This was almost a perfect windstorm forecast for the metro area, both timing and speeds.  Last night I said 45-55 mph, then dropped it to 40-50 mph at the last minute.  That’s fine because only 3 of 7 metro area official reports made it to 50 mph.  Very happy with the metro forecast.


Wow, this one was way off.  Tillamook and Astoria had lighter gusts than Portland!  It was widely forecast and promoted as a major storm for the Oregon Coast, even if it was wintertime.  Not even close!




Coastal cities were generally in the 50-65 mph range.  We forecast 70-90, or even 70-100.  Sure, that exposed tower out at Barview Jetty in Garibaldi hit 77, but that’s about it.  The two big speeds in the 80s are up above 1,000′.  By the way, Mary’s Peak west of Corvallis went over 100 mph, but that’s not unusual during a windstorm…that’s in the mountains.

What happened?  The low tracked farther offshore, thus the south to north gradient was far weaker along the coastline.  Check out the 6pm forecast (right now) from this morning’s WRF-GFS run:


Pressure should be under 970 millibars on that northwest section of the Olympic Peninsula.  Instead the pressure is over 10 millibars higher!  981 mb right now at Forks, WA.  That’s a huge difference.  And check out the low well offshore, shown by the radar at Ocean Shores…


Right now there is an 18 millibar pressure gradient from Coos Bay to Forks.  The forecast was for 28 millibars!

There was also that strong hing on the gradient field that the wind might be much more closely confined to the low center than normal…leftovers from it’s tropical days?  Probably not but something to think about.

This storm stayed farther offshore and made a landfall farther north than expected = weaker wind at the coastline.

Document layout detection material
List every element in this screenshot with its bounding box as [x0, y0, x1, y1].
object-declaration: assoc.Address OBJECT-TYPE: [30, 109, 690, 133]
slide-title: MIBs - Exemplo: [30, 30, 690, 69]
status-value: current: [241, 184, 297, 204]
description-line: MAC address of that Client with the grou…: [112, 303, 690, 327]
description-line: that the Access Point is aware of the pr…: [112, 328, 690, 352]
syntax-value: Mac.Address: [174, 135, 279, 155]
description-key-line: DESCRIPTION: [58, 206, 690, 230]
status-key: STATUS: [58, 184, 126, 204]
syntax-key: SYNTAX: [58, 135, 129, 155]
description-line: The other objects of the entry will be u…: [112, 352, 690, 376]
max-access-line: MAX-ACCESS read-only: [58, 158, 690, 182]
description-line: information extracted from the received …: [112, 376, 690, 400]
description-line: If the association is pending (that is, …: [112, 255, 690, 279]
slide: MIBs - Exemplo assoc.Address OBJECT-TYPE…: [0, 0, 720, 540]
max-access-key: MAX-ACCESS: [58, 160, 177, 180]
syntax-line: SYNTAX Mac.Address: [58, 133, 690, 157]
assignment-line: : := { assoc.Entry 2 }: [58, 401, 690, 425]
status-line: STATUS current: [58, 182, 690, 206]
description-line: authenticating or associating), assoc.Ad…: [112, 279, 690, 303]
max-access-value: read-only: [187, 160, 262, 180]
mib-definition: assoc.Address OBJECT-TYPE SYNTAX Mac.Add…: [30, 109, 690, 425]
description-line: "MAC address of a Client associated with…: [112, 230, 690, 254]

WHAT THE TASK ASKS –
Translate this sentence from the windstorm forecast review into Spanish: "Right now there is an 18 millibar pressure gradient from Coos Bay to Forks." This material has nothing to do with the task.

RESPONSE –
Ahora mismo hay un gradiente de presión de 18 milibares entre Coos Bay y Forks.